[WHAT THIS TASK INVOLVES]
Return the records exactly as they are.

* Begin PROVIDED MATERIAL *

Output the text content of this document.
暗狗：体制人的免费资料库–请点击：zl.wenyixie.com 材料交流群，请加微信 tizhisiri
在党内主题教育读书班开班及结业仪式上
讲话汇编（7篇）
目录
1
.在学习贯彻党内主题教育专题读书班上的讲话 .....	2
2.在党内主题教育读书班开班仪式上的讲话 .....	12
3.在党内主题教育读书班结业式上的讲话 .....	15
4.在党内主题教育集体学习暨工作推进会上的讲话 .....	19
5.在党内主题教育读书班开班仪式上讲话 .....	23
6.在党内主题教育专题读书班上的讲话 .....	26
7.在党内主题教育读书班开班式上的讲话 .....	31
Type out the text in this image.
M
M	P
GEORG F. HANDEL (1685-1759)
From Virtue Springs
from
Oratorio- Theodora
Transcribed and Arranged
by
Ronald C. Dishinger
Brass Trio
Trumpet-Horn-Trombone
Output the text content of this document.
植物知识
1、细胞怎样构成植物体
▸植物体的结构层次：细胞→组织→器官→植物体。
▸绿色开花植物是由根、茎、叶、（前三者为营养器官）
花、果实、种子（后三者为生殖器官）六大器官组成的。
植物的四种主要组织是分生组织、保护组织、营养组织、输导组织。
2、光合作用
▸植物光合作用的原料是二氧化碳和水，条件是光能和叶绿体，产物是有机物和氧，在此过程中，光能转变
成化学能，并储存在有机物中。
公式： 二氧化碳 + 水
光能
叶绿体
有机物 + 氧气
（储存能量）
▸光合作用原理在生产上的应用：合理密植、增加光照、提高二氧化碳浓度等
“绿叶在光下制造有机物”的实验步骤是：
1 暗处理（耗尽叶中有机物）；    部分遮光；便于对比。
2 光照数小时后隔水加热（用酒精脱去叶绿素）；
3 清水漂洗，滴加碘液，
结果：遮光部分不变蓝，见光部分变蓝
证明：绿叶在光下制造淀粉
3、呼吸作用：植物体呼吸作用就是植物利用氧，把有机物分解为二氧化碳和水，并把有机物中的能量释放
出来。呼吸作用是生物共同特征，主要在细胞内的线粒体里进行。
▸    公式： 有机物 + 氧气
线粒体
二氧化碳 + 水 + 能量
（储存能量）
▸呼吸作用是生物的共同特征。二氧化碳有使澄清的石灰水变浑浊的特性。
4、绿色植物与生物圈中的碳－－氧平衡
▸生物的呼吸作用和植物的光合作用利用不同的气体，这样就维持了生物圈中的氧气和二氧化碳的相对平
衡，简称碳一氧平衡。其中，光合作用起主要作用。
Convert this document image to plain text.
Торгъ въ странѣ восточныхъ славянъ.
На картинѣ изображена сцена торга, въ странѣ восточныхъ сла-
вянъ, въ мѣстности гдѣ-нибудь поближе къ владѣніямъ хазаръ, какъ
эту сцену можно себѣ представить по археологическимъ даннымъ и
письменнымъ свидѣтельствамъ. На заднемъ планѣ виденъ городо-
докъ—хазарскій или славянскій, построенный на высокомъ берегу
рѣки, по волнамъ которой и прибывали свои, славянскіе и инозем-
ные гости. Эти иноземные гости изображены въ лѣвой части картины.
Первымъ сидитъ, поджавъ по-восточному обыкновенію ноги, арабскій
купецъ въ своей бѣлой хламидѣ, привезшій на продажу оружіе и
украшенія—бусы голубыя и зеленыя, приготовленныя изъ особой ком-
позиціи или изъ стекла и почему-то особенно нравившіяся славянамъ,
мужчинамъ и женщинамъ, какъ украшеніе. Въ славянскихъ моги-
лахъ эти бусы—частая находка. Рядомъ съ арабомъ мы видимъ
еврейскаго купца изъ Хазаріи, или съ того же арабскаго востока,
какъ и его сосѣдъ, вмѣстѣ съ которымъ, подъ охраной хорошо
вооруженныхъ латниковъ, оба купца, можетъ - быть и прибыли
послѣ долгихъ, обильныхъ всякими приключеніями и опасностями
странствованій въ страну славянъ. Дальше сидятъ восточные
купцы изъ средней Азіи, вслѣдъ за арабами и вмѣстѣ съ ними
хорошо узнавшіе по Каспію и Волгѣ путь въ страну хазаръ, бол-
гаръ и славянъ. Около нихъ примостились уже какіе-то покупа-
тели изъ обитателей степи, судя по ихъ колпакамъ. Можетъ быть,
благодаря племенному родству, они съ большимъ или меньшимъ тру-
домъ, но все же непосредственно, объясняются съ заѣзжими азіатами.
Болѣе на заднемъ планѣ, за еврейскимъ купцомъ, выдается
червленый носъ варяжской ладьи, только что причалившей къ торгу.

* End PROVIDED MATERIAL *

[WORKED SOLUTION]
Output the text content of this document.
暗狗：体制人的免费资料库–请点击：zl.wenyixie.com 材料交流群，请加微信 tizhisiri
在党内主题教育读书班开班及结业仪式上
讲话汇编（7篇）
目录
1
.在学习贯彻党内主题教育专题读书班上的讲话 .....	2
2.在党内主题教育读书班开班仪式上的讲话 .....	12
3.在党内主题教育读书班结业式上的讲话 .....	15
4.在党内主题教育集体学习暨工作推进会上的讲话 .....	19
5.在党内主题教育读书班开班仪式上讲话 .....	23
6.在党内主题教育专题读书班上的讲话 .....	26
7.在党内主题教育读书班开班式上的讲话 .....	31
Type out the text in this image.
M
M	P
GEORG F. HANDEL (1685-1759)
From Virtue Springs
from
Oratorio- Theodora
Transcribed and Arranged
by
Ronald C. Dishinger
Brass Trio
Trumpet-Horn-Trombone
Output the text content of this document.
植物知识
1、细胞怎样构成植物体
▸植物体的结构层次：细胞→组织→器官→植物体。
▸绿色开花植物是由根、茎、叶、（前三者为营养器官）
花、果实、种子（后三者为生殖器官）六大器官组成的。
植物的四种主要组织是分生组织、保护组织、营养组织、输导组织。
2、光合作用
▸植物光合作用的原料是二氧化碳和水，条件是光能和叶绿体，产物是有机物和氧，在此过程中，光能转变
成化学能，并储存在有机物中。
公式： 二氧化碳 + 水
光能
叶绿体
有机物 + 氧气
（储存能量）
▸光合作用原理在生产上的应用：合理密植、增加光照、提高二氧化碳浓度等
“绿叶在光下制造有机物”的实验步骤是：
1 暗处理（耗尽叶中有机物）；    部分遮光；便于对比。
2 光照数小时后隔水加热（用酒精脱去叶绿素）；
3 清水漂洗，滴加碘液，
结果：遮光部分不变蓝，见光部分变蓝
证明：绿叶在光下制造淀粉
3、呼吸作用：植物体呼吸作用就是植物利用氧，把有机物分解为二氧化碳和水，并把有机物中的能量释放
出来。呼吸作用是生物共同特征，主要在细胞内的线粒体里进行。
▸    公式： 有机物 + 氧气
线粒体
二氧化碳 + 水 + 能量
（储存能量）
▸呼吸作用是生物的共同特征。二氧化碳有使澄清的石灰水变浑浊的特性。
4、绿色植物与生物圈中的碳－－氧平衡
▸生物的呼吸作用和植物的光合作用利用不同的气体，这样就维持了生物圈中的氧气和二氧化碳的相对平
衡，简称碳一氧平衡。其中，光合作用起主要作用。
Convert this document image to plain text.
Торгъ въ странѣ восточныхъ славянъ.
На картинѣ изображена сцена торга, въ странѣ восточныхъ сла-
вянъ, въ мѣстности гдѣ-нибудь поближе къ владѣніямъ хазаръ, какъ
эту сцену можно себѣ представить по археологическимъ даннымъ и
письменнымъ свидѣтельствамъ. На заднемъ планѣ виденъ городо-
докъ—хазарскій или славянскій, построенный на высокомъ берегу
рѣки, по волнамъ которой и прибывали свои, славянскіе и инозем-
ные гости. Эти иноземные гости изображены въ лѣвой части картины.
Первымъ сидитъ, поджавъ по-восточному обыкновенію ноги, арабскій
купецъ въ своей бѣлой хламидѣ, привезшій на продажу оружіе и
украшенія—бусы голубыя и зеленыя, приготовленныя изъ особой ком-
позиціи или изъ стекла и почему-то особенно нравившіяся славянамъ,
мужчинамъ и женщинамъ, какъ украшеніе. Въ славянскихъ моги-
лахъ эти бусы—частая находка. Рядомъ съ арабомъ мы видимъ
еврейскаго купца изъ Хазаріи, или съ того же арабскаго востока,
какъ и его сосѣдъ, вмѣстѣ съ которымъ, подъ охраной хорошо
вооруженныхъ латниковъ, оба купца, можетъ - быть и прибыли
послѣ долгихъ, обильныхъ всякими приключеніями и опасностями
странствованій въ страну славянъ. Дальше сидятъ восточные
купцы изъ средней Азіи, вслѣдъ за арабами и вмѣстѣ съ ними
хорошо узнавшіе по Каспію и Волгѣ путь въ страну хазаръ, бол-
гаръ и славянъ. Около нихъ примостились уже какіе-то покупа-
тели изъ обитателей степи, судя по ихъ колпакамъ. Можетъ быть,
благодаря племенному родству, они съ большимъ или меньшимъ тру-
домъ, но все же непосредственно, объясняются съ заѣзжими азіатами.
Болѣе на заднемъ планѣ, за еврейскимъ купцомъ, выдается
червленый носъ варяжской ладьи, только что причалившей къ торгу.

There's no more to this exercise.